##### Material provided #####

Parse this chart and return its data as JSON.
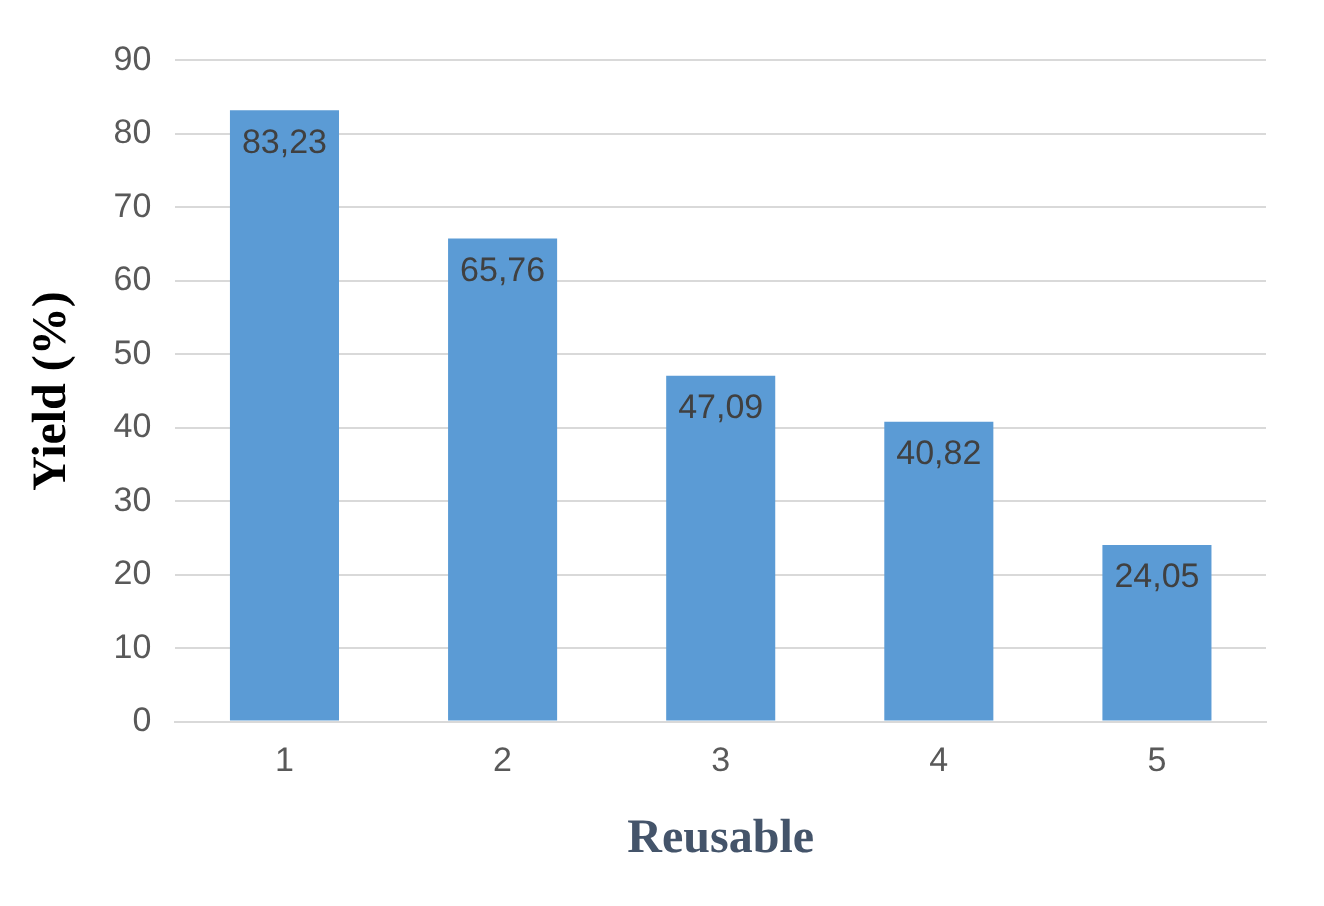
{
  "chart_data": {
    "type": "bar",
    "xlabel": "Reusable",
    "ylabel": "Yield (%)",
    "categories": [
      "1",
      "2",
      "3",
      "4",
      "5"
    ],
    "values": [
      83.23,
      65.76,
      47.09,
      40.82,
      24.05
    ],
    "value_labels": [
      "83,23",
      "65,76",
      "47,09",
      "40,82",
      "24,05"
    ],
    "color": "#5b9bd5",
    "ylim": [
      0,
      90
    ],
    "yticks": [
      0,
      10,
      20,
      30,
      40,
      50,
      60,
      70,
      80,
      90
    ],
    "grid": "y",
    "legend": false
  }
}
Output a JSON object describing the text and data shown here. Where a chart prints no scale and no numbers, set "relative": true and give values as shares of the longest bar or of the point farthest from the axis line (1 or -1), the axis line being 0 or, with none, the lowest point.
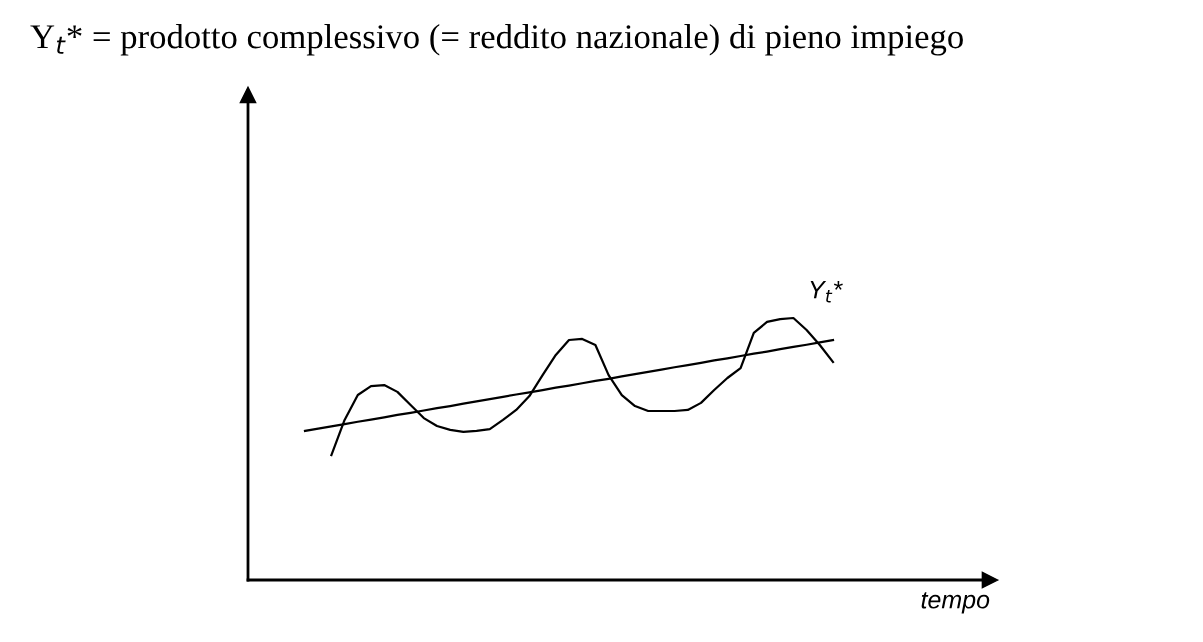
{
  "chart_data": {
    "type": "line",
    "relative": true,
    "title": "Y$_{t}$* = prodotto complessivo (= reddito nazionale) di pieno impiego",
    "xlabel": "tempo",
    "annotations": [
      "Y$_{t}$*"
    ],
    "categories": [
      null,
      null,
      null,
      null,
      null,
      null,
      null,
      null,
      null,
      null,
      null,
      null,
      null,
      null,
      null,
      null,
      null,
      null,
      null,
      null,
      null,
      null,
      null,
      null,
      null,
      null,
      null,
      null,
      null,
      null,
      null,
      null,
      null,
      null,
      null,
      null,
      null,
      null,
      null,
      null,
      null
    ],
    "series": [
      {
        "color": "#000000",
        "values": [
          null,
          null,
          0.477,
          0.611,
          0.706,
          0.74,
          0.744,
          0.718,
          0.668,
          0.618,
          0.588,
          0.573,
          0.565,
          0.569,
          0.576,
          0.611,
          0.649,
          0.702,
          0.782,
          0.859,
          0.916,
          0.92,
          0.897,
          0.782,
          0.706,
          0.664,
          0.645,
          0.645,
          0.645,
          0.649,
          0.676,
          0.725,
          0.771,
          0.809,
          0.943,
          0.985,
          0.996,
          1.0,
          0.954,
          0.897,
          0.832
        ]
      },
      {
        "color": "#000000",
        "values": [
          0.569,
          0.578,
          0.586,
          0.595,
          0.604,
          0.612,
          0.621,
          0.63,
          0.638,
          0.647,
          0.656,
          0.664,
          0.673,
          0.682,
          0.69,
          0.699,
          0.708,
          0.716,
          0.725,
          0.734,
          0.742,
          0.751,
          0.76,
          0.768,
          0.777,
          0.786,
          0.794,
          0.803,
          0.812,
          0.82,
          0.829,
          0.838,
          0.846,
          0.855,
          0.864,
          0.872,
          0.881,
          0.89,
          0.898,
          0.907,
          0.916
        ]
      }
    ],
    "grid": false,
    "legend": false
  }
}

#####

• [Your instructions]:
Copy out all lines that carry the word "true".

• [Exercise response]:
Output a JSON object describing the text and data shown here. Where a chart prints no scale and no numbers, set "relative": true and give values as shares of the longest bar or of the point farthest from the axis line (1 or -1), the axis line being 0 or, with none, the lowest point.
    "relative": true,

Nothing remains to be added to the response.